| Aim |
Lines holding the string "image" are the ones to copy from this listing.

| Given data |
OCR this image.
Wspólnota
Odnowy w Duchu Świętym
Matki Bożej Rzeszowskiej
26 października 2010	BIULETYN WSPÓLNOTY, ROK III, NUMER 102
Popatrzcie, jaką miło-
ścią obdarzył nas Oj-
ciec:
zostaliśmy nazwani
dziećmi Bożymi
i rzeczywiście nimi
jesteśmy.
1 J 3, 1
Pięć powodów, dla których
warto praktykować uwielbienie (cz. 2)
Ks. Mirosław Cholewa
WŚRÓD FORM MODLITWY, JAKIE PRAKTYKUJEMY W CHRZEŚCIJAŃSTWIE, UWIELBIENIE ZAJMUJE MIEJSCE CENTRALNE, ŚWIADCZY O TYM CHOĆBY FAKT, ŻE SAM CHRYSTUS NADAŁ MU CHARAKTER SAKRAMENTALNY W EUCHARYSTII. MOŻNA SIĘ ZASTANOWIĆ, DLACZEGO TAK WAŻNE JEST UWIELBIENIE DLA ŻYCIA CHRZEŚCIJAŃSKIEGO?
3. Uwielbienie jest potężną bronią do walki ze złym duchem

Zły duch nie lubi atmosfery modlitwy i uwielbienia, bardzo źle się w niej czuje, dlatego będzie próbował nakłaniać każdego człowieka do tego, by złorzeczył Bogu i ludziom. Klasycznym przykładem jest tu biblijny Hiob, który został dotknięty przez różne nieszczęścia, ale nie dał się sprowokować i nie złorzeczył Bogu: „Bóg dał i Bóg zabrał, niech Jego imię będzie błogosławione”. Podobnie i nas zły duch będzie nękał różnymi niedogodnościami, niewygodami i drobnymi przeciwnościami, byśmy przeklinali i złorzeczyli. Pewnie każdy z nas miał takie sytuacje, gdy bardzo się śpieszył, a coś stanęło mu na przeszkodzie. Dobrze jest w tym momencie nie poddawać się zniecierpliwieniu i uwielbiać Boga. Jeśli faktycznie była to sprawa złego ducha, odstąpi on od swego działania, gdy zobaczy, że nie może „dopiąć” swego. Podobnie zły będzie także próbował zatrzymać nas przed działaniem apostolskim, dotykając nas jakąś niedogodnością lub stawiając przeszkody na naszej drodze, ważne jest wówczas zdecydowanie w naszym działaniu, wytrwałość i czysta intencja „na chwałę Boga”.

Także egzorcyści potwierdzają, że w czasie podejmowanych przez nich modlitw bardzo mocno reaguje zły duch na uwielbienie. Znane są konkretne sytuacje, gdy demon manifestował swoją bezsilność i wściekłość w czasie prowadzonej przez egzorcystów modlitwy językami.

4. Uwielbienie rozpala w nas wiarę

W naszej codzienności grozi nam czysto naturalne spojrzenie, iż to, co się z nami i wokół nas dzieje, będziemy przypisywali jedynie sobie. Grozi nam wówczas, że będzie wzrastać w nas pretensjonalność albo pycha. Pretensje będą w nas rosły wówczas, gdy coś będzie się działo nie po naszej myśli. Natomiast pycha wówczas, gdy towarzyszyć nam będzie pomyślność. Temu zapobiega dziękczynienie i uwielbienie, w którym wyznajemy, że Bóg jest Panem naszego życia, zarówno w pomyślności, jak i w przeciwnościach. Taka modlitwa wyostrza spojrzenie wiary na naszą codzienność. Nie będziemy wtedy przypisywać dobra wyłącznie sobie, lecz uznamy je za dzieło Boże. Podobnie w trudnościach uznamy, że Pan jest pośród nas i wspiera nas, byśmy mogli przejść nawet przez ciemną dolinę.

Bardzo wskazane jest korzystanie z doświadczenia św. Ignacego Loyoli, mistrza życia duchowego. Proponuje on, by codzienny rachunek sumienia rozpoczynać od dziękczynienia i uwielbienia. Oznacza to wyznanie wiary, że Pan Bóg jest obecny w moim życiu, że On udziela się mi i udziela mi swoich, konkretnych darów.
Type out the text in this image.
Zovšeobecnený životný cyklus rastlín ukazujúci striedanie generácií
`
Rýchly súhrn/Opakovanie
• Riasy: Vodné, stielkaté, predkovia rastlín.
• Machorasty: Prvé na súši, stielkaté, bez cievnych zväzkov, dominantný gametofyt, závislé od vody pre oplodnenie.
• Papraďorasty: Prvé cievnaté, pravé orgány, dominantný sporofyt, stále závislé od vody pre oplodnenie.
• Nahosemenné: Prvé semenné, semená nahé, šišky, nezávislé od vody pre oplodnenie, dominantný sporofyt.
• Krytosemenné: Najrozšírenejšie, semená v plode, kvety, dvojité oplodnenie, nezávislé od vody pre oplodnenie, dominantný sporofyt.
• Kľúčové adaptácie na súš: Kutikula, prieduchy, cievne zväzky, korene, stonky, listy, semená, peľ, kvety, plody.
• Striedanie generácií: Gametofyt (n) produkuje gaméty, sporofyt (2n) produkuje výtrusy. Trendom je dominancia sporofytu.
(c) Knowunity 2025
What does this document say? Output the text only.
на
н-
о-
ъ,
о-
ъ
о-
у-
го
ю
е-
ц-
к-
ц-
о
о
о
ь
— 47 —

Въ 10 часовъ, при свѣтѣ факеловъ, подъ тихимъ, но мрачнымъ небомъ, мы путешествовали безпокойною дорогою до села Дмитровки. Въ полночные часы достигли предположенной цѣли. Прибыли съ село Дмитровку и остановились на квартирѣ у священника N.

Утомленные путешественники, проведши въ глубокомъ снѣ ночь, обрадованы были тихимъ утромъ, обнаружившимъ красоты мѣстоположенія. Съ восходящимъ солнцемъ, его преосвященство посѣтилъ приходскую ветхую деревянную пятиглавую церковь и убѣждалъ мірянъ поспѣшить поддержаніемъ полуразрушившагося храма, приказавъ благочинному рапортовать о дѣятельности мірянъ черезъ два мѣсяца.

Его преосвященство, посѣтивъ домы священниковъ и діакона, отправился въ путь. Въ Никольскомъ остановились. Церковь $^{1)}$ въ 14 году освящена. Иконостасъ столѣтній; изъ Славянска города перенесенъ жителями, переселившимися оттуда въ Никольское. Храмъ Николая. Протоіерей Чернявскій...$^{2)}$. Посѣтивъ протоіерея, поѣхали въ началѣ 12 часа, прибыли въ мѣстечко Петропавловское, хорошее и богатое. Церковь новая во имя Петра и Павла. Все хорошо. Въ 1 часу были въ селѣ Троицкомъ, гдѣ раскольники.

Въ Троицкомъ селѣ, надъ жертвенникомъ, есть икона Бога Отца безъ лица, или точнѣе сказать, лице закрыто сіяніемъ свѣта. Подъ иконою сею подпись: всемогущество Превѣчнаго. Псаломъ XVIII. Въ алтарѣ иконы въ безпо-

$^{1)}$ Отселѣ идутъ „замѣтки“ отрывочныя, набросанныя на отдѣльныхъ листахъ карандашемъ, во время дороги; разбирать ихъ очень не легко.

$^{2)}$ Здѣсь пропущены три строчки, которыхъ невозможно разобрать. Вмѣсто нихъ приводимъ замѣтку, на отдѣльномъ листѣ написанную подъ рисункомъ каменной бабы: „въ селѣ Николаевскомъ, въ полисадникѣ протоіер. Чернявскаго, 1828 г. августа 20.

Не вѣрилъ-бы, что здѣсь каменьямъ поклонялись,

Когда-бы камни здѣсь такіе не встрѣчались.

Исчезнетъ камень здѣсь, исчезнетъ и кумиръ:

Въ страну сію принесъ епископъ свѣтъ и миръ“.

| Solved problem |
OCR this image.
Type out the text in this image.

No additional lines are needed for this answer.